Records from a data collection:

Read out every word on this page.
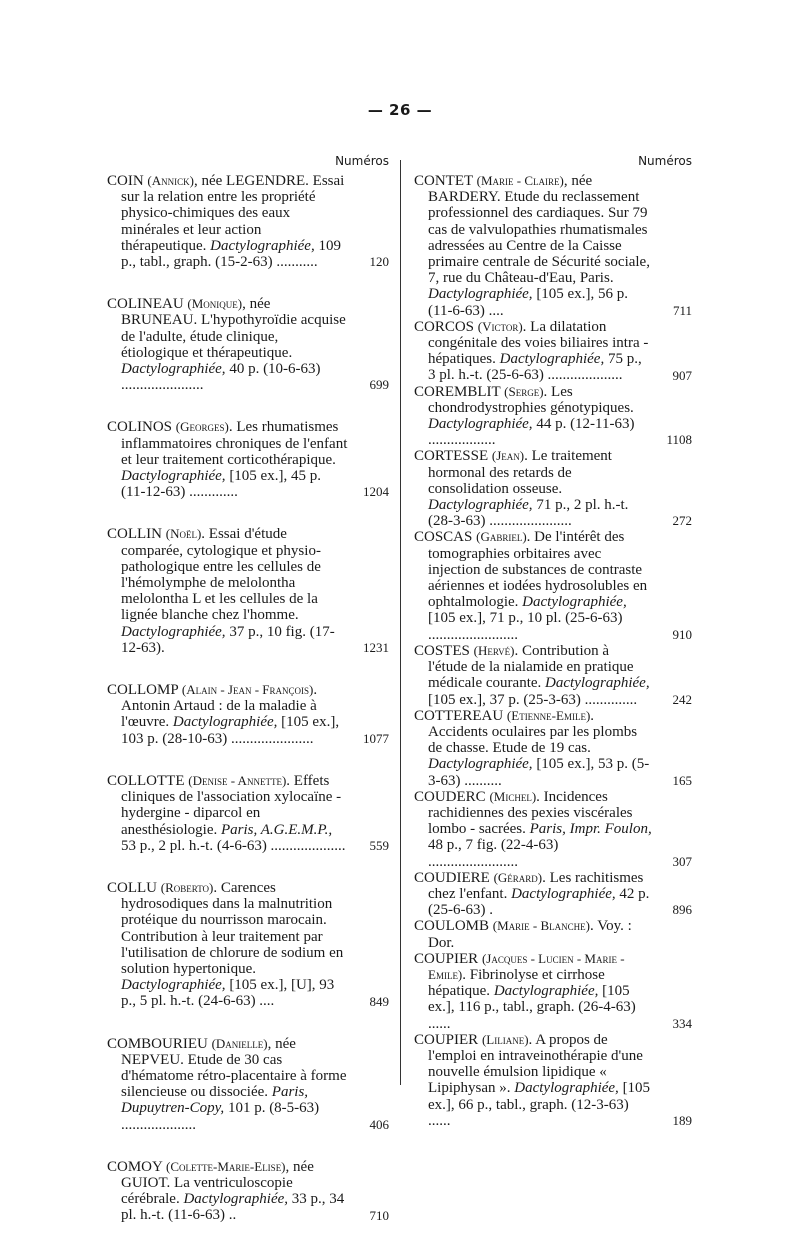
— 26 —
Numéros
COIN (Annick), née LEGENDRE. Essai sur la relation entre les propriété physico-chimiques des eaux minérales et leur action thérapeutique. Dactylographiée, 109 p., tabl., graph. (15-2-63) ...........	120
COLINEAU (Monique), née BRUNEAU. L'hypothyroïdie acquise de l'adulte, étude clinique, étiologique et thérapeutique. Dactylographiée, 40 p. (10-6-63) ......................	699
COLINOS (Georges). Les rhumatismes inflammatoires chroniques de l'enfant et leur traitement corticothérapique. Dactylographiée, [105 ex.], 45 p. (11-12-63) .............	1204
COLLIN (Noël). Essai d'étude comparée, cytologique et physio-pathologique entre les cellules de l'hémolymphe de melolontha melolontha L et les cellules de la lignée blanche chez l'homme. Dactylographiée, 37 p., 10 fig. (17-12-63).	1231
COLLOMP (Alain - Jean - François). Antonin Artaud : de la maladie à l'œuvre. Dactylographiée, [105 ex.], 103 p. (28-10-63) ......................	1077
COLLOTTE (Denise - Annette). Effets cliniques de l'association xylocaïne - hydergine - diparcol en anesthésiologie. Paris, A.G.E.M.P., 53 p., 2 pl. h.-t. (4-6-63) ....................	559
COLLU (Roberto). Carences hydrosodiques dans la malnutrition protéique du nourrisson marocain. Contribution à leur traitement par l'utilisation de chlorure de sodium en solution hypertonique. Dactylographiée, [105 ex.], [U], 93 p., 5 pl. h.-t. (24-6-63) ....	849
COMBOURIEU (Danielle), née NEPVEU. Etude de 30 cas d'hématome rétro-placentaire à forme silencieuse ou dissociée. Paris, Dupuytren-Copy, 101 p. (8-5-63) ....................	406
COMOY (Colette-Marie-Elise), née GUIOT. La ventriculoscopie cérébrale. Dactylographiée, 33 p., 34 pl. h.-t. (11-6-63) ..	710
Numéros
CONTET (Marie - Claire), née BARDERY. Etude du reclassement professionnel des cardiaques. Sur 79 cas de valvulopathies rhumatismales adressées au Centre de la Caisse primaire centrale de Sécurité sociale, 7, rue du Château-d'Eau, Paris. Dactylographiée, [105 ex.], 56 p. (11-6-63) ....	711
CORCOS (Victor). La dilatation congénitale des voies biliaires intra - hépatiques. Dactylographiée, 75 p., 3 pl. h.-t. (25-6-63) ....................	907
COREMBLIT (Serge). Les chondrodystrophies génotypiques. Dactylographiée, 44 p. (12-11-63) ..................	1108
CORTESSE (Jean). Le traitement hormonal des retards de consolidation osseuse. Dactylographiée, 71 p., 2 pl. h.-t. (28-3-63) ......................	272
COSCAS (Gabriel). De l'intérêt des tomographies orbitaires avec injection de substances de contraste aériennes et iodées hydrosolubles en ophtalmologie. Dactylographiée, [105 ex.], 71 p., 10 pl. (25-6-63) ........................	910
COSTES (Hervé). Contribution à l'étude de la nialamide en pratique médicale courante. Dactylographiée, [105 ex.], 37 p. (25-3-63) ..............	242
COTTEREAU (Etienne-Emile). Accidents oculaires par les plombs de chasse. Etude de 19 cas. Dactylographiée, [105 ex.], 53 p. (5-3-63) ..........	165
COUDERC (Michel). Incidences rachidiennes des pexies viscérales lombo - sacrées. Paris, Impr. Foulon, 48 p., 7 fig. (22-4-63) ........................	307
COUDIERE (Gérard). Les rachitismes chez l'enfant. Dactylographiée, 42 p. (25-6-63) .	896
COULOMB (Marie - Blanche). Voy. : Dor.
COUPIER (Jacques - Lucien - Marie - Emile). Fibrinolyse et cirrhose hépatique. Dactylographiée, [105 ex.], 116 p., tabl., graph. (26-4-63) ......	334
COUPIER (Liliane). A propos de l'emploi en intraveinothérapie d'une nouvelle émulsion lipidique « Lipiphysan ». Dactylographiée, [105 ex.], 66 p., tabl., graph. (12-3-63) ......	189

◆ **THE PROBLEM**
Your task is to gather every line with the word "Essai" and copy it.

◆ **EXERCISE ANSWER**
COIN (Annick), née LEGENDRE. Essai sur la relation entre les propriété physico-chimiques des eaux minérales et leur action thérapeutique. Dactylographiée, 109 p., tabl., graph. (15-2-63) ...........	120
COLLIN (Noël). Essai d'étude comparée, cytologique et physio-pathologique entre les cellules de l'hémolymphe de melolontha melolontha L et les cellules de la lignée blanche chez l'homme. Dactylographiée, 37 p., 10 fig. (17-12-63).	1231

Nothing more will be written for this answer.